* _Request_: Review the listing and copy each line that holds the word "Affaires".

* _Material for this exercise_:
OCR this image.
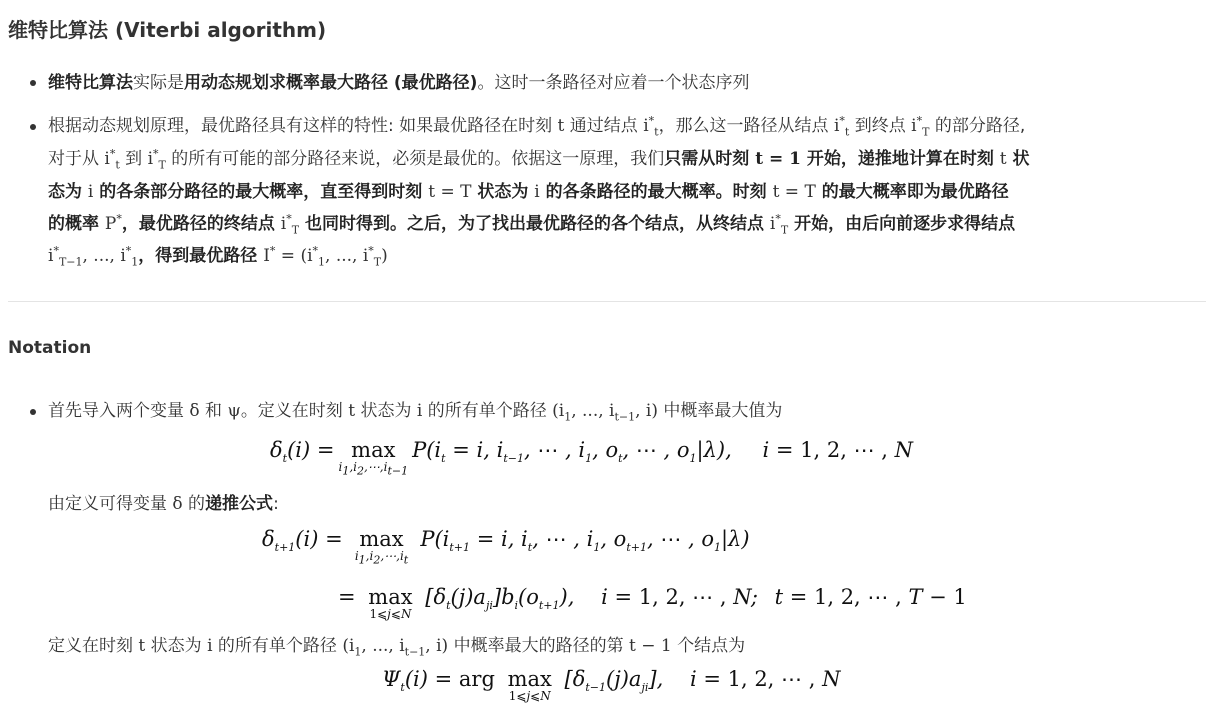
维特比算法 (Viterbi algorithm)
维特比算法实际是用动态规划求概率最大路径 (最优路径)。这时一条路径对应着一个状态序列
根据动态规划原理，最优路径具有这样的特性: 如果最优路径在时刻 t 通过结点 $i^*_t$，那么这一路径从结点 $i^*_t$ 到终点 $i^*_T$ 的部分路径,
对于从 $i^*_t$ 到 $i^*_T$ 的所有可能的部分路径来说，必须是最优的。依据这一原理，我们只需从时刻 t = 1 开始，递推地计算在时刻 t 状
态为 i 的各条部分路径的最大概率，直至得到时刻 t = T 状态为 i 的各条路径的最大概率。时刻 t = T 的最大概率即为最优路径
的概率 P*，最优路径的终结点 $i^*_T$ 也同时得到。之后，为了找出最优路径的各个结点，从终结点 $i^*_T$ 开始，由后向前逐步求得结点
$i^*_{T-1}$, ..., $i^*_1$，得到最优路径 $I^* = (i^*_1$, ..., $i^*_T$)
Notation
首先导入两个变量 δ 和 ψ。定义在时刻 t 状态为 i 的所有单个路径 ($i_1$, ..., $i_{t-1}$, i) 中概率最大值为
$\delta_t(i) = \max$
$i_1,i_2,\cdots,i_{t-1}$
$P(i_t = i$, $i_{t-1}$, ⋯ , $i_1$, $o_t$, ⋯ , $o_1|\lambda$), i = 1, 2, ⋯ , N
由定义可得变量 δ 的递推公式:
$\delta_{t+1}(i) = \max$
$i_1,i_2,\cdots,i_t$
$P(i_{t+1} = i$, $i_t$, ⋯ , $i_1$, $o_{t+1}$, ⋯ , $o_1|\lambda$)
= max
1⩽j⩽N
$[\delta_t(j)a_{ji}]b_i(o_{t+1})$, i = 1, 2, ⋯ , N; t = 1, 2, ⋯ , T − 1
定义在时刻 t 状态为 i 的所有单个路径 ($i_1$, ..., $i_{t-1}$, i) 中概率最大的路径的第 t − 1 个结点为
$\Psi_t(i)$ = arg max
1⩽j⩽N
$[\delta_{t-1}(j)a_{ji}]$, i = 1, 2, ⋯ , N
* * *
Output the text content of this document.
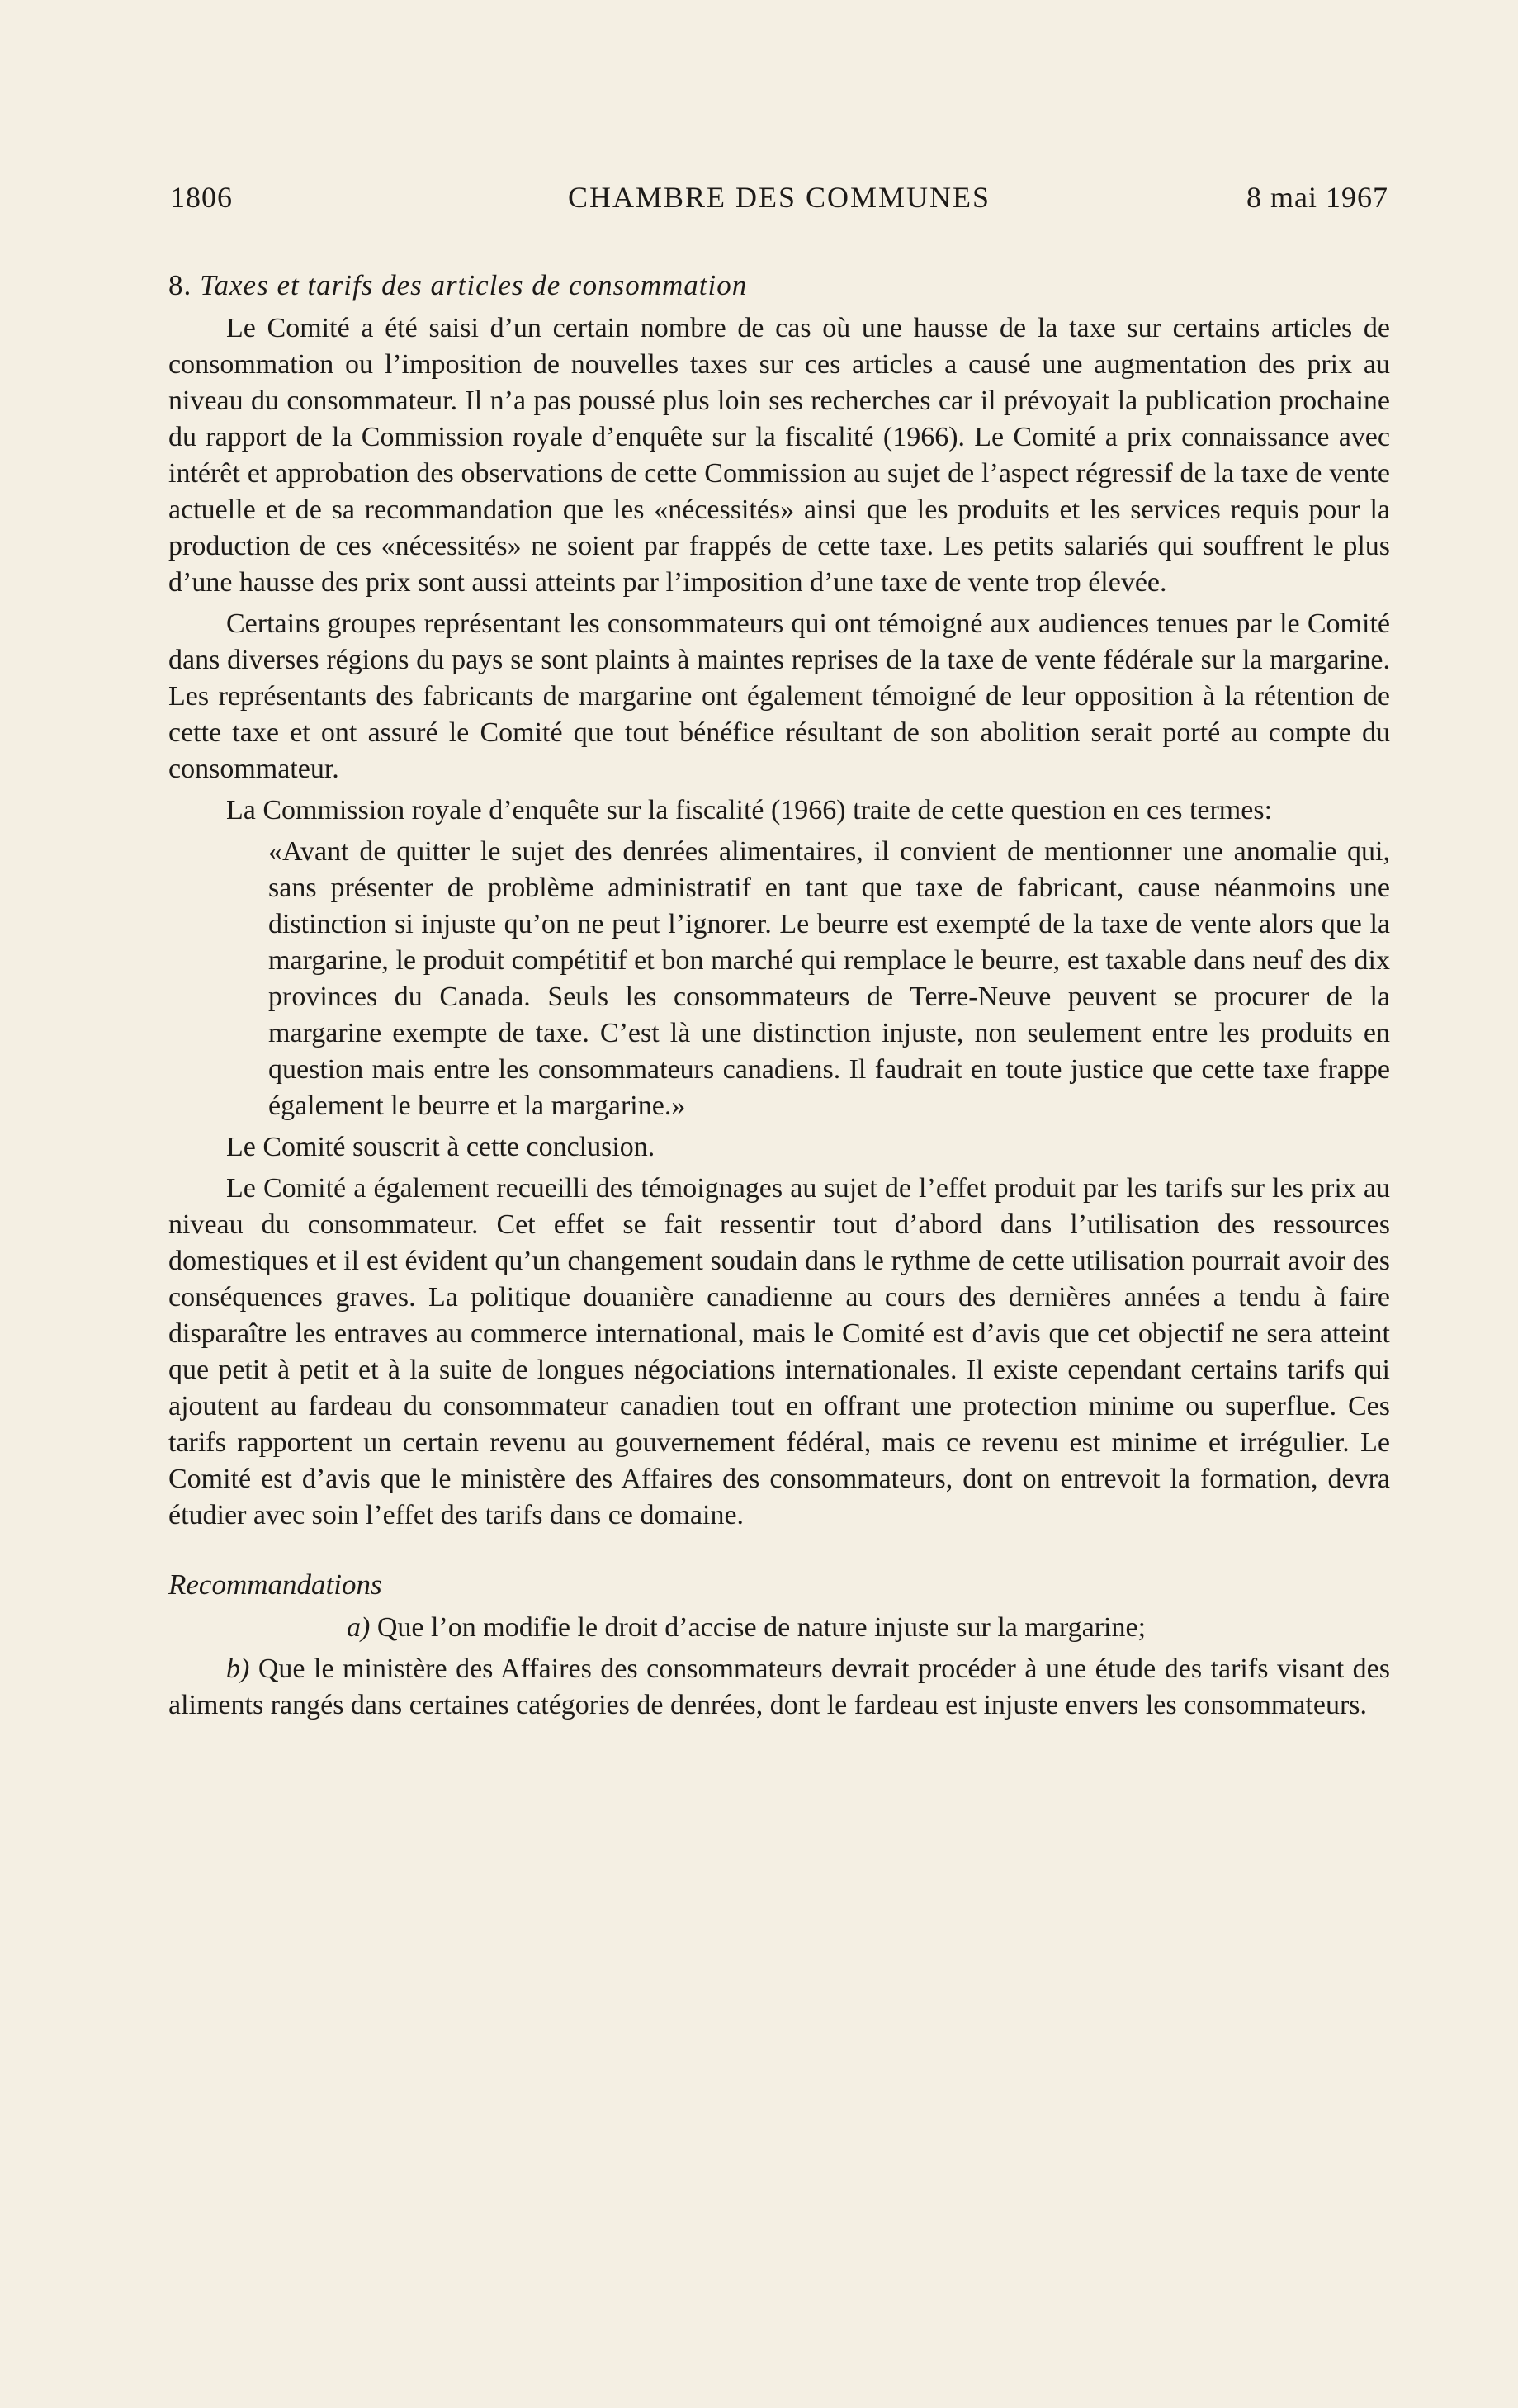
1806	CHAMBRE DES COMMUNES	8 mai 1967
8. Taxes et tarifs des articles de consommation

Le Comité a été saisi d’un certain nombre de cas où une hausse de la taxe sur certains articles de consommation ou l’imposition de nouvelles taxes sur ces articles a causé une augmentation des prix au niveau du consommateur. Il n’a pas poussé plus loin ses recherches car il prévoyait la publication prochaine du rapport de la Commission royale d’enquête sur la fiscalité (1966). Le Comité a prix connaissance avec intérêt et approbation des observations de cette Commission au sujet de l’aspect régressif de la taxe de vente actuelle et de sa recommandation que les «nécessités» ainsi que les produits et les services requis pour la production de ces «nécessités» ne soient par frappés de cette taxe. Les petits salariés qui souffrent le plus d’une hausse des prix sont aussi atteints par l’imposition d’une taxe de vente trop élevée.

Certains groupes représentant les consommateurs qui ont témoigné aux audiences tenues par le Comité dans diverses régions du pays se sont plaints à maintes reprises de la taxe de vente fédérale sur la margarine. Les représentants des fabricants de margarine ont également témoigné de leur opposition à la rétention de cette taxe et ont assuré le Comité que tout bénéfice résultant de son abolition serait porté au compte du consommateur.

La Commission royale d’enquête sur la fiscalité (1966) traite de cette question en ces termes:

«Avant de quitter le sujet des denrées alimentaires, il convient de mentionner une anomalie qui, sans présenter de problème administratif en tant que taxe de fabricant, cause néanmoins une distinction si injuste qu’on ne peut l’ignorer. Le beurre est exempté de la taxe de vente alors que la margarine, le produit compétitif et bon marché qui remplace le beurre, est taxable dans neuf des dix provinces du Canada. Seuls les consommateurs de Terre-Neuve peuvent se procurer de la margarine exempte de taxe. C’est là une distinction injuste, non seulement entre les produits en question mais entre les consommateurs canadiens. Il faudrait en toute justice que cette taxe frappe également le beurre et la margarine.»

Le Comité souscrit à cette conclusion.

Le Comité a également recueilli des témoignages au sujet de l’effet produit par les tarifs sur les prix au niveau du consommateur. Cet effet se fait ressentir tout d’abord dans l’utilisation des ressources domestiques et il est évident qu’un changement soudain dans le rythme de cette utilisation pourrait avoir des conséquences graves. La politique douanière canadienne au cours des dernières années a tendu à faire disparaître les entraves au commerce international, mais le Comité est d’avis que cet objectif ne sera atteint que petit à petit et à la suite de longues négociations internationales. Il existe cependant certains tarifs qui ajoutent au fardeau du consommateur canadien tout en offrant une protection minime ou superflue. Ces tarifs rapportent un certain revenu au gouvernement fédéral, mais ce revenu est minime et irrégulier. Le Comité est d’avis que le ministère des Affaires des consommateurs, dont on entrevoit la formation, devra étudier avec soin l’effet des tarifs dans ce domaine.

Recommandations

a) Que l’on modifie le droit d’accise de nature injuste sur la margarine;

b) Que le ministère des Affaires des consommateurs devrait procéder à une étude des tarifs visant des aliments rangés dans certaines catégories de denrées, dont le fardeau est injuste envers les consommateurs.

* _Exercise answer_:
Le Comité a également recueilli des témoignages au sujet de l’effet produit par les tarifs sur les prix au niveau du consommateur. Cet effet se fait ressentir tout d’abord dans l’utilisation des ressources domestiques et il est évident qu’un changement soudain dans le rythme de cette utilisation pourrait avoir des conséquences graves. La politique douanière canadienne au cours des dernières années a tendu à faire disparaître les entraves au commerce international, mais le Comité est d’avis que cet objectif ne sera atteint que petit à petit et à la suite de longues négociations internationales. Il existe cependant certains tarifs qui ajoutent au fardeau du consommateur canadien tout en offrant une protection minime ou superflue. Ces tarifs rapportent un certain revenu au gouvernement fédéral, mais ce revenu est minime et irrégulier. Le Comité est d’avis que le ministère des Affaires des consommateurs, dont on entrevoit la formation, devra étudier avec soin l’effet des tarifs dans ce domaine.
b) Que le ministère des Affaires des consommateurs devrait procéder à une étude des tarifs visant des aliments rangés dans certaines catégories de denrées, dont le fardeau est injuste envers les consommateurs.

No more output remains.